* **Stated problem**
What lines of the data include the string "JSON"? Copy them all.

Recorded data:

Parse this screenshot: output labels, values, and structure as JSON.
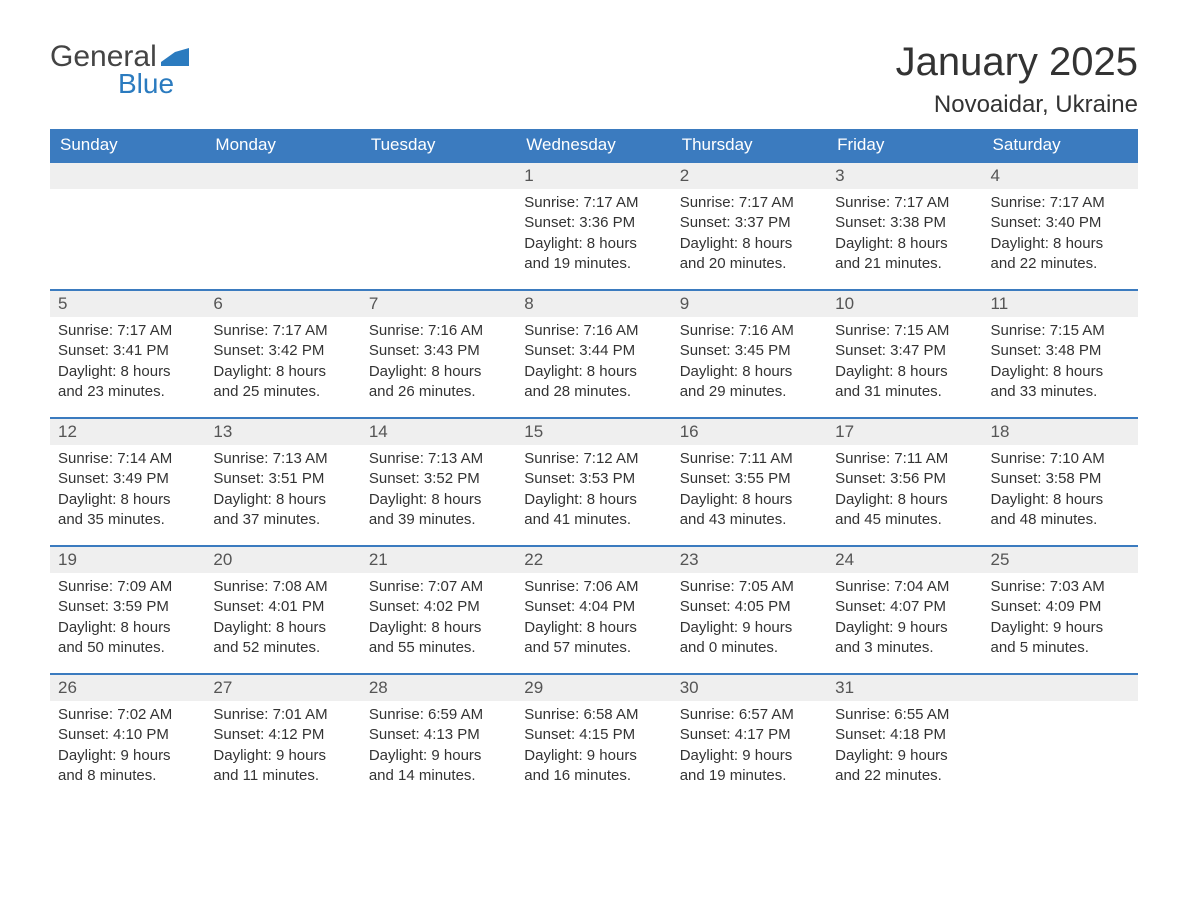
{
  "brand": {
    "word1": "General",
    "word2": "Blue",
    "word1_color": "#444444",
    "word2_color": "#2b7bbf"
  },
  "title": "January 2025",
  "location": "Novoaidar, Ukraine",
  "colors": {
    "header_bg": "#3b7bbf",
    "header_text": "#ffffff",
    "daynum_bg": "#efefef",
    "row_border": "#3b7bbf",
    "body_text": "#333333",
    "page_bg": "#ffffff"
  },
  "fonts": {
    "title_size_pt": 30,
    "location_size_pt": 18,
    "header_size_pt": 13,
    "body_size_pt": 11
  },
  "day_headers": [
    "Sunday",
    "Monday",
    "Tuesday",
    "Wednesday",
    "Thursday",
    "Friday",
    "Saturday"
  ],
  "weeks": [
    [
      {
        "empty": true
      },
      {
        "empty": true
      },
      {
        "empty": true
      },
      {
        "num": "1",
        "sunrise": "Sunrise: 7:17 AM",
        "sunset": "Sunset: 3:36 PM",
        "day1": "Daylight: 8 hours",
        "day2": "and 19 minutes."
      },
      {
        "num": "2",
        "sunrise": "Sunrise: 7:17 AM",
        "sunset": "Sunset: 3:37 PM",
        "day1": "Daylight: 8 hours",
        "day2": "and 20 minutes."
      },
      {
        "num": "3",
        "sunrise": "Sunrise: 7:17 AM",
        "sunset": "Sunset: 3:38 PM",
        "day1": "Daylight: 8 hours",
        "day2": "and 21 minutes."
      },
      {
        "num": "4",
        "sunrise": "Sunrise: 7:17 AM",
        "sunset": "Sunset: 3:40 PM",
        "day1": "Daylight: 8 hours",
        "day2": "and 22 minutes."
      }
    ],
    [
      {
        "num": "5",
        "sunrise": "Sunrise: 7:17 AM",
        "sunset": "Sunset: 3:41 PM",
        "day1": "Daylight: 8 hours",
        "day2": "and 23 minutes."
      },
      {
        "num": "6",
        "sunrise": "Sunrise: 7:17 AM",
        "sunset": "Sunset: 3:42 PM",
        "day1": "Daylight: 8 hours",
        "day2": "and 25 minutes."
      },
      {
        "num": "7",
        "sunrise": "Sunrise: 7:16 AM",
        "sunset": "Sunset: 3:43 PM",
        "day1": "Daylight: 8 hours",
        "day2": "and 26 minutes."
      },
      {
        "num": "8",
        "sunrise": "Sunrise: 7:16 AM",
        "sunset": "Sunset: 3:44 PM",
        "day1": "Daylight: 8 hours",
        "day2": "and 28 minutes."
      },
      {
        "num": "9",
        "sunrise": "Sunrise: 7:16 AM",
        "sunset": "Sunset: 3:45 PM",
        "day1": "Daylight: 8 hours",
        "day2": "and 29 minutes."
      },
      {
        "num": "10",
        "sunrise": "Sunrise: 7:15 AM",
        "sunset": "Sunset: 3:47 PM",
        "day1": "Daylight: 8 hours",
        "day2": "and 31 minutes."
      },
      {
        "num": "11",
        "sunrise": "Sunrise: 7:15 AM",
        "sunset": "Sunset: 3:48 PM",
        "day1": "Daylight: 8 hours",
        "day2": "and 33 minutes."
      }
    ],
    [
      {
        "num": "12",
        "sunrise": "Sunrise: 7:14 AM",
        "sunset": "Sunset: 3:49 PM",
        "day1": "Daylight: 8 hours",
        "day2": "and 35 minutes."
      },
      {
        "num": "13",
        "sunrise": "Sunrise: 7:13 AM",
        "sunset": "Sunset: 3:51 PM",
        "day1": "Daylight: 8 hours",
        "day2": "and 37 minutes."
      },
      {
        "num": "14",
        "sunrise": "Sunrise: 7:13 AM",
        "sunset": "Sunset: 3:52 PM",
        "day1": "Daylight: 8 hours",
        "day2": "and 39 minutes."
      },
      {
        "num": "15",
        "sunrise": "Sunrise: 7:12 AM",
        "sunset": "Sunset: 3:53 PM",
        "day1": "Daylight: 8 hours",
        "day2": "and 41 minutes."
      },
      {
        "num": "16",
        "sunrise": "Sunrise: 7:11 AM",
        "sunset": "Sunset: 3:55 PM",
        "day1": "Daylight: 8 hours",
        "day2": "and 43 minutes."
      },
      {
        "num": "17",
        "sunrise": "Sunrise: 7:11 AM",
        "sunset": "Sunset: 3:56 PM",
        "day1": "Daylight: 8 hours",
        "day2": "and 45 minutes."
      },
      {
        "num": "18",
        "sunrise": "Sunrise: 7:10 AM",
        "sunset": "Sunset: 3:58 PM",
        "day1": "Daylight: 8 hours",
        "day2": "and 48 minutes."
      }
    ],
    [
      {
        "num": "19",
        "sunrise": "Sunrise: 7:09 AM",
        "sunset": "Sunset: 3:59 PM",
        "day1": "Daylight: 8 hours",
        "day2": "and 50 minutes."
      },
      {
        "num": "20",
        "sunrise": "Sunrise: 7:08 AM",
        "sunset": "Sunset: 4:01 PM",
        "day1": "Daylight: 8 hours",
        "day2": "and 52 minutes."
      },
      {
        "num": "21",
        "sunrise": "Sunrise: 7:07 AM",
        "sunset": "Sunset: 4:02 PM",
        "day1": "Daylight: 8 hours",
        "day2": "and 55 minutes."
      },
      {
        "num": "22",
        "sunrise": "Sunrise: 7:06 AM",
        "sunset": "Sunset: 4:04 PM",
        "day1": "Daylight: 8 hours",
        "day2": "and 57 minutes."
      },
      {
        "num": "23",
        "sunrise": "Sunrise: 7:05 AM",
        "sunset": "Sunset: 4:05 PM",
        "day1": "Daylight: 9 hours",
        "day2": "and 0 minutes."
      },
      {
        "num": "24",
        "sunrise": "Sunrise: 7:04 AM",
        "sunset": "Sunset: 4:07 PM",
        "day1": "Daylight: 9 hours",
        "day2": "and 3 minutes."
      },
      {
        "num": "25",
        "sunrise": "Sunrise: 7:03 AM",
        "sunset": "Sunset: 4:09 PM",
        "day1": "Daylight: 9 hours",
        "day2": "and 5 minutes."
      }
    ],
    [
      {
        "num": "26",
        "sunrise": "Sunrise: 7:02 AM",
        "sunset": "Sunset: 4:10 PM",
        "day1": "Daylight: 9 hours",
        "day2": "and 8 minutes."
      },
      {
        "num": "27",
        "sunrise": "Sunrise: 7:01 AM",
        "sunset": "Sunset: 4:12 PM",
        "day1": "Daylight: 9 hours",
        "day2": "and 11 minutes."
      },
      {
        "num": "28",
        "sunrise": "Sunrise: 6:59 AM",
        "sunset": "Sunset: 4:13 PM",
        "day1": "Daylight: 9 hours",
        "day2": "and 14 minutes."
      },
      {
        "num": "29",
        "sunrise": "Sunrise: 6:58 AM",
        "sunset": "Sunset: 4:15 PM",
        "day1": "Daylight: 9 hours",
        "day2": "and 16 minutes."
      },
      {
        "num": "30",
        "sunrise": "Sunrise: 6:57 AM",
        "sunset": "Sunset: 4:17 PM",
        "day1": "Daylight: 9 hours",
        "day2": "and 19 minutes."
      },
      {
        "num": "31",
        "sunrise": "Sunrise: 6:55 AM",
        "sunset": "Sunset: 4:18 PM",
        "day1": "Daylight: 9 hours",
        "day2": "and 22 minutes."
      },
      {
        "empty": true
      }
    ]
  ]
}
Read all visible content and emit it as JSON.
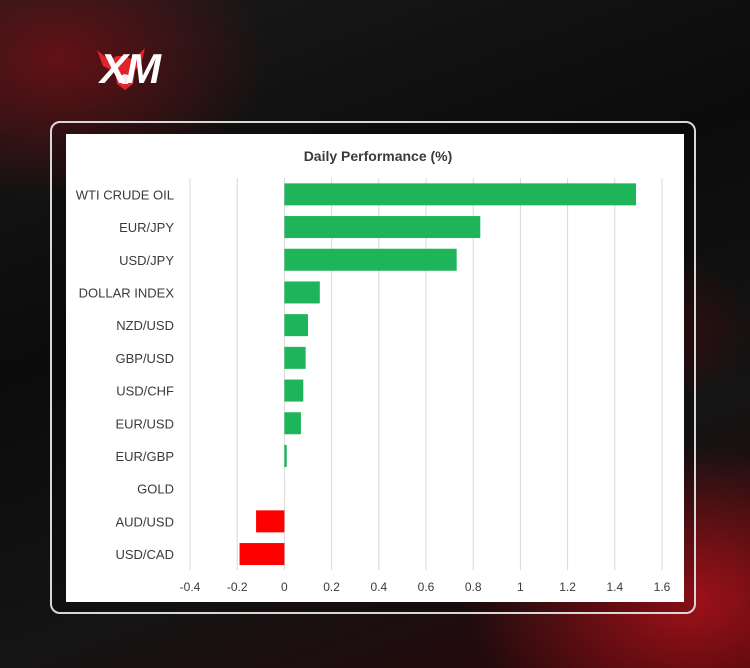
{
  "brand": {
    "name": "XM",
    "logo_icon": "bull-head-icon",
    "accent": "#e3232c"
  },
  "chart_data": {
    "type": "bar",
    "orientation": "horizontal",
    "title": "Daily Performance (%)",
    "xlabel": "",
    "ylabel": "",
    "categories": [
      "WTI CRUDE OIL",
      "EUR/JPY",
      "USD/JPY",
      "DOLLAR INDEX",
      "NZD/USD",
      "GBP/USD",
      "USD/CHF",
      "EUR/USD",
      "EUR/GBP",
      "GOLD",
      "AUD/USD",
      "USD/CAD"
    ],
    "values": [
      1.49,
      0.83,
      0.73,
      0.15,
      0.1,
      0.09,
      0.08,
      0.07,
      0.01,
      0.0,
      -0.12,
      -0.19
    ],
    "xlim": [
      -0.4,
      1.6
    ],
    "xticks": [
      -0.4,
      -0.2,
      0,
      0.2,
      0.4,
      0.6,
      0.8,
      1,
      1.2,
      1.4,
      1.6
    ],
    "xtick_labels": [
      "-0.4",
      "-0.2",
      "0",
      "0.2",
      "0.4",
      "0.6",
      "0.8",
      "1",
      "1.2",
      "1.4",
      "1.6"
    ],
    "grid": "vertical",
    "colors": {
      "positive": "#1db45a",
      "negative": "#ff0000",
      "gridline": "#d9d9d9",
      "text": "#3a3a3a"
    }
  }
}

* **Task answer**
Parse this screenshot: output labels, values, and structure as JSON.
Read all visible content and emit it as JSON.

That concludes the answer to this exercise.